DIRECTIVE — All lines in which the word "activités" occurs are to be extracted.

SUPPLIED MATERIAL —
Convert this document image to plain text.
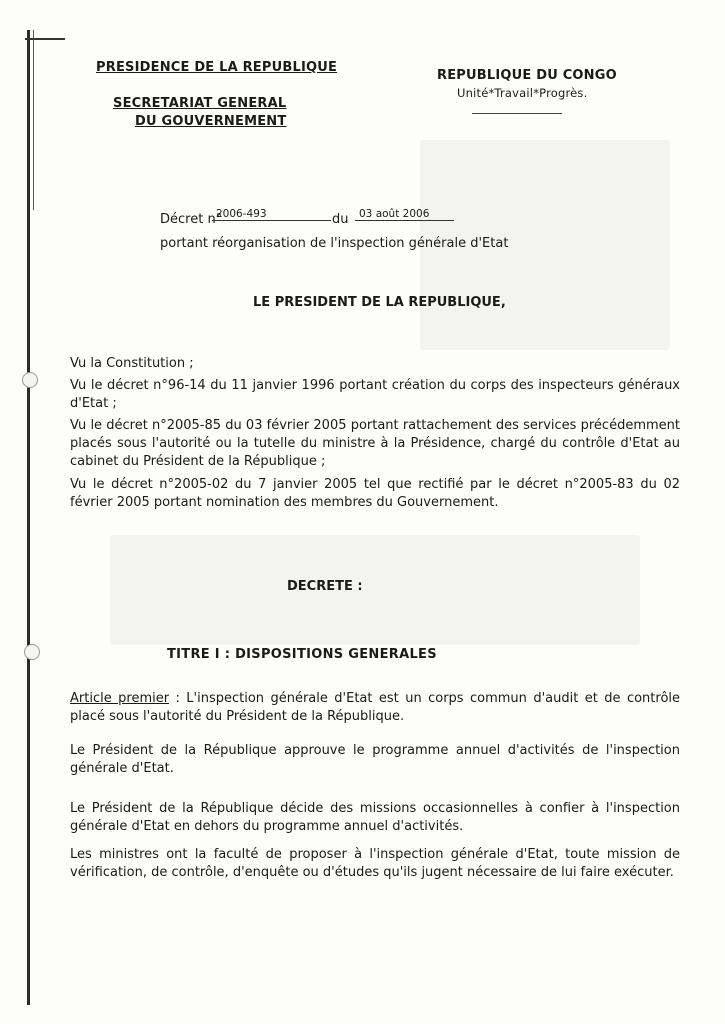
PRESIDENCE DE LA REPUBLIQUE
SECRETARIAT GENERAL
DU GOUVERNEMENT
REPUBLIQUE DU CONGO
Unité*Travail*Progrès.
Décret n°
2006-493	du	03 août 2006
portant réorganisation de l'inspection générale d'Etat
LE PRESIDENT DE LA REPUBLIQUE,
Vu la Constitution ;
Vu le décret n°96-14 du 11 janvier 1996 portant création du corps des inspecteurs généraux d'Etat ;
Vu le décret n°2005-85 du 03 février 2005 portant rattachement des services précédemment placés sous l'autorité ou la tutelle du ministre à la Présidence, chargé du contrôle d'Etat au cabinet du Président de la République ;
Vu le décret n°2005-02 du 7 janvier 2005 tel que rectifié par le décret n°2005-83 du 02 février 2005 portant nomination des membres du Gouvernement.
DECRETE :
TITRE I : DISPOSITIONS GENERALES
Article premier : L'inspection générale d'Etat est un corps commun d'audit et de contrôle placé sous l'autorité du Président de la République.
Le Président de la République approuve le programme annuel d'activités de l'inspection générale d'Etat.
Le Président de la République décide des missions occasionnelles à confier à l'inspection générale d'Etat en dehors du programme annuel d'activités.
Les ministres ont la faculté de proposer à l'inspection générale d'Etat, toute mission de vérification, de contrôle, d'enquête ou d'études qu'ils jugent nécessaire de lui faire exécuter.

EXERCISE ANSWER —
Le Président de la République approuve le programme annuel d'activités de l'inspection générale d'Etat.
Le Président de la République décide des missions occasionnelles à confier à l'inspection générale d'Etat en dehors du programme annuel d'activités.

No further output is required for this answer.